[Collection entries]
■ ■ ■

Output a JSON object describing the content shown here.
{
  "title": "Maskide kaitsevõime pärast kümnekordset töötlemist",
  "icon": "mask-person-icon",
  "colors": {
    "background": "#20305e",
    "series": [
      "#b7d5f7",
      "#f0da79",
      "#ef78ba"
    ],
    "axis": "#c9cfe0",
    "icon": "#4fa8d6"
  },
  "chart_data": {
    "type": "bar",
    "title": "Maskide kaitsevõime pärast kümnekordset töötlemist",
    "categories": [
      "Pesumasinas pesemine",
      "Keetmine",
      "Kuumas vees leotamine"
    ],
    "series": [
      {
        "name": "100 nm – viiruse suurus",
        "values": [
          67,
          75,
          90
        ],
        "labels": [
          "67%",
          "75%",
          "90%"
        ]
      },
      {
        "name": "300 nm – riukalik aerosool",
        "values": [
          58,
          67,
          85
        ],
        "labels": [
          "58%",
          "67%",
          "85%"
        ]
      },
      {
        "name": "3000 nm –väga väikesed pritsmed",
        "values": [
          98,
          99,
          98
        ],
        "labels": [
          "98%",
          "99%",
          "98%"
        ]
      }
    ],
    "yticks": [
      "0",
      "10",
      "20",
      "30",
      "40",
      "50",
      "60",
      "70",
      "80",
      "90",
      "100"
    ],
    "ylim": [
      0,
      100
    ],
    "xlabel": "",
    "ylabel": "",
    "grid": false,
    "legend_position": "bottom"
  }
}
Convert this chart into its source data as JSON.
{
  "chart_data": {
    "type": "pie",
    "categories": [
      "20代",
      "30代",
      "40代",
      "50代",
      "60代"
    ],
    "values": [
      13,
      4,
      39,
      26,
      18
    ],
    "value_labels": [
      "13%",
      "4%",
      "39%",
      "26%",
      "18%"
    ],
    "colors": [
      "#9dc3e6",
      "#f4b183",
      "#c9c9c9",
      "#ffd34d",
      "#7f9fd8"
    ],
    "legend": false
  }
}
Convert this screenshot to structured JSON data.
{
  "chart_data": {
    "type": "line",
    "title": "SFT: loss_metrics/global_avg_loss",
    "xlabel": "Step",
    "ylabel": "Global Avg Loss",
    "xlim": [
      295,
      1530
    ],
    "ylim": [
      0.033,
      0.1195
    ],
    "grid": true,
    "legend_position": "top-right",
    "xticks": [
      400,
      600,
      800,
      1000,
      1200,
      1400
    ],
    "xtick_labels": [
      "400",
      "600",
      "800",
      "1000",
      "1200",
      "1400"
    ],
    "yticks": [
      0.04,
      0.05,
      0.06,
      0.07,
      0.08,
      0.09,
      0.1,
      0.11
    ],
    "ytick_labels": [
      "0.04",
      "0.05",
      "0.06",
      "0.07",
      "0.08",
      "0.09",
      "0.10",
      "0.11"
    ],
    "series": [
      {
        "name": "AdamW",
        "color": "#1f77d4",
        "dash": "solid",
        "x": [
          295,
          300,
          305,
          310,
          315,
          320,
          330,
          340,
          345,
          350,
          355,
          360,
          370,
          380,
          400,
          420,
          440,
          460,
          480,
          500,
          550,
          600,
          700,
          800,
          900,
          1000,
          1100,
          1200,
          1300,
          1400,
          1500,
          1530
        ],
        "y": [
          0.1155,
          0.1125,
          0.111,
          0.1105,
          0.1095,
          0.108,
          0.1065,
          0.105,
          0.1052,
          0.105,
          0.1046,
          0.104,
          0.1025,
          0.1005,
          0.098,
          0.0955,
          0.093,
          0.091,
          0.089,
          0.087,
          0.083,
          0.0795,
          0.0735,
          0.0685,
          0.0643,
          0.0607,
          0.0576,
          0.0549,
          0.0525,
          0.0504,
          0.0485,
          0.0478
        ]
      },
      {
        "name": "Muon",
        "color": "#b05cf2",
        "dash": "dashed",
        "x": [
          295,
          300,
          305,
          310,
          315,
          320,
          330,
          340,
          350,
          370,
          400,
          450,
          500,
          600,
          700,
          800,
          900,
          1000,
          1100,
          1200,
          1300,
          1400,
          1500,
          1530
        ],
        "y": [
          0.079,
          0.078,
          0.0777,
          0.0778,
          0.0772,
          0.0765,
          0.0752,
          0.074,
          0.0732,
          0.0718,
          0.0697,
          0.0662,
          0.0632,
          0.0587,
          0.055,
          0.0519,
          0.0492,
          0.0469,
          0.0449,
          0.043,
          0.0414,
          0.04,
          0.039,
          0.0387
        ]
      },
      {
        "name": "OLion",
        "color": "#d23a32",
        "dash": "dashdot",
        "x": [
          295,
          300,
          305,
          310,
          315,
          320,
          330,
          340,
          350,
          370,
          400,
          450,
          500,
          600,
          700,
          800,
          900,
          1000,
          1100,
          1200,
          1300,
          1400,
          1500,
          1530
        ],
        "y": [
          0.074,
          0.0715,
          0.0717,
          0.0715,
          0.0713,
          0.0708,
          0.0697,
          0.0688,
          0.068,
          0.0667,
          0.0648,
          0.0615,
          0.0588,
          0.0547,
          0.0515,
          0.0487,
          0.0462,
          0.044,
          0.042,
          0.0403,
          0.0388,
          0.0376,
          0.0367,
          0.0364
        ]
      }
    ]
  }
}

■ ■ ■

__EXERCISE AIM__.
Go through the records and print each one exactly.

__EXERCISE RESPONSE__.
Output a JSON object describing the content shown here.
{
  "title": "Maskide kaitsevõime pärast kümnekordset töötlemist",
  "icon": "mask-person-icon",
  "colors": {
    "background": "#20305e",
    "series": [
      "#b7d5f7",
      "#f0da79",
      "#ef78ba"
    ],
    "axis": "#c9cfe0",
    "icon": "#4fa8d6"
  },
  "chart_data": {
    "type": "bar",
    "title": "Maskide kaitsevõime pärast kümnekordset töötlemist",
    "categories": [
      "Pesumasinas pesemine",
      "Keetmine",
      "Kuumas vees leotamine"
    ],
    "series": [
      {
        "name": "100 nm – viiruse suurus",
        "values": [
          67,
          75,
          90
        ],
        "labels": [
          "67%",
          "75%",
          "90%"
        ]
      },
      {
        "name": "300 nm – riukalik aerosool",
        "values": [
          58,
          67,
          85
        ],
        "labels": [
          "58%",
          "67%",
          "85%"
        ]
      },
      {
        "name": "3000 nm –väga väikesed pritsmed",
        "values": [
          98,
          99,
          98
        ],
        "labels": [
          "98%",
          "99%",
          "98%"
        ]
      }
    ],
    "yticks": [
      "0",
      "10",
      "20",
      "30",
      "40",
      "50",
      "60",
      "70",
      "80",
      "90",
      "100"
    ],
    "ylim": [
      0,
      100
    ],
    "xlabel": "",
    "ylabel": "",
    "grid": false,
    "legend_position": "bottom"
  }
}
Convert this chart into its source data as JSON.
{
  "chart_data": {
    "type": "pie",
    "categories": [
      "20代",
      "30代",
      "40代",
      "50代",
      "60代"
    ],
    "values": [
      13,
      4,
      39,
      26,
      18
    ],
    "value_labels": [
      "13%",
      "4%",
      "39%",
      "26%",
      "18%"
    ],
    "colors": [
      "#9dc3e6",
      "#f4b183",
      "#c9c9c9",
      "#ffd34d",
      "#7f9fd8"
    ],
    "legend": false
  }
}
Convert this screenshot to structured JSON data.
{
  "chart_data": {
    "type": "line",
    "title": "SFT: loss_metrics/global_avg_loss",
    "xlabel": "Step",
    "ylabel": "Global Avg Loss",
    "xlim": [
      295,
      1530
    ],
    "ylim": [
      0.033,
      0.1195
    ],
    "grid": true,
    "legend_position": "top-right",
    "xticks": [
      400,
      600,
      800,
      1000,
      1200,
      1400
    ],
    "xtick_labels": [
      "400",
      "600",
      "800",
      "1000",
      "1200",
      "1400"
    ],
    "yticks": [
      0.04,
      0.05,
      0.06,
      0.07,
      0.08,
      0.09,
      0.1,
      0.11
    ],
    "ytick_labels": [
      "0.04",
      "0.05",
      "0.06",
      "0.07",
      "0.08",
      "0.09",
      "0.10",
      "0.11"
    ],
    "series": [
      {
        "name": "AdamW",
        "color": "#1f77d4",
        "dash": "solid",
        "x": [
          295,
          300,
          305,
          310,
          315,
          320,
          330,
          340,
          345,
          350,
          355,
          360,
          370,
          380,
          400,
          420,
          440,
          460,
          480,
          500,
          550,
          600,
          700,
          800,
          900,
          1000,
          1100,
          1200,
          1300,
          1400,
          1500,
          1530
        ],
        "y": [
          0.1155,
          0.1125,
          0.111,
          0.1105,
          0.1095,
          0.108,
          0.1065,
          0.105,
          0.1052,
          0.105,
          0.1046,
          0.104,
          0.1025,
          0.1005,
          0.098,
          0.0955,
          0.093,
          0.091,
          0.089,
          0.087,
          0.083,
          0.0795,
          0.0735,
          0.0685,
          0.0643,
          0.0607,
          0.0576,
          0.0549,
          0.0525,
          0.0504,
          0.0485,
          0.0478
        ]
      },
      {
        "name": "Muon",
        "color": "#b05cf2",
        "dash": "dashed",
        "x": [
          295,
          300,
          305,
          310,
          315,
          320,
          330,
          340,
          350,
          370,
          400,
          450,
          500,
          600,
          700,
          800,
          900,
          1000,
          1100,
          1200,
          1300,
          1400,
          1500,
          1530
        ],
        "y": [
          0.079,
          0.078,
          0.0777,
          0.0778,
          0.0772,
          0.0765,
          0.0752,
          0.074,
          0.0732,
          0.0718,
          0.0697,
          0.0662,
          0.0632,
          0.0587,
          0.055,
          0.0519,
          0.0492,
          0.0469,
          0.0449,
          0.043,
          0.0414,
          0.04,
          0.039,
          0.0387
        ]
      },
      {
        "name": "OLion",
        "color": "#d23a32",
        "dash": "dashdot",
        "x": [
          295,
          300,
          305,
          310,
          315,
          320,
          330,
          340,
          350,
          370,
          400,
          450,
          500,
          600,
          700,
          800,
          900,
          1000,
          1100,
          1200,
          1300,
          1400,
          1500,
          1530
        ],
        "y": [
          0.074,
          0.0715,
          0.0717,
          0.0715,
          0.0713,
          0.0708,
          0.0697,
          0.0688,
          0.068,
          0.0667,
          0.0648,
          0.0615,
          0.0588,
          0.0547,
          0.0515,
          0.0487,
          0.0462,
          0.044,
          0.042,
          0.0403,
          0.0388,
          0.0376,
          0.0367,
          0.0364
        ]
      }
    ]
  }
}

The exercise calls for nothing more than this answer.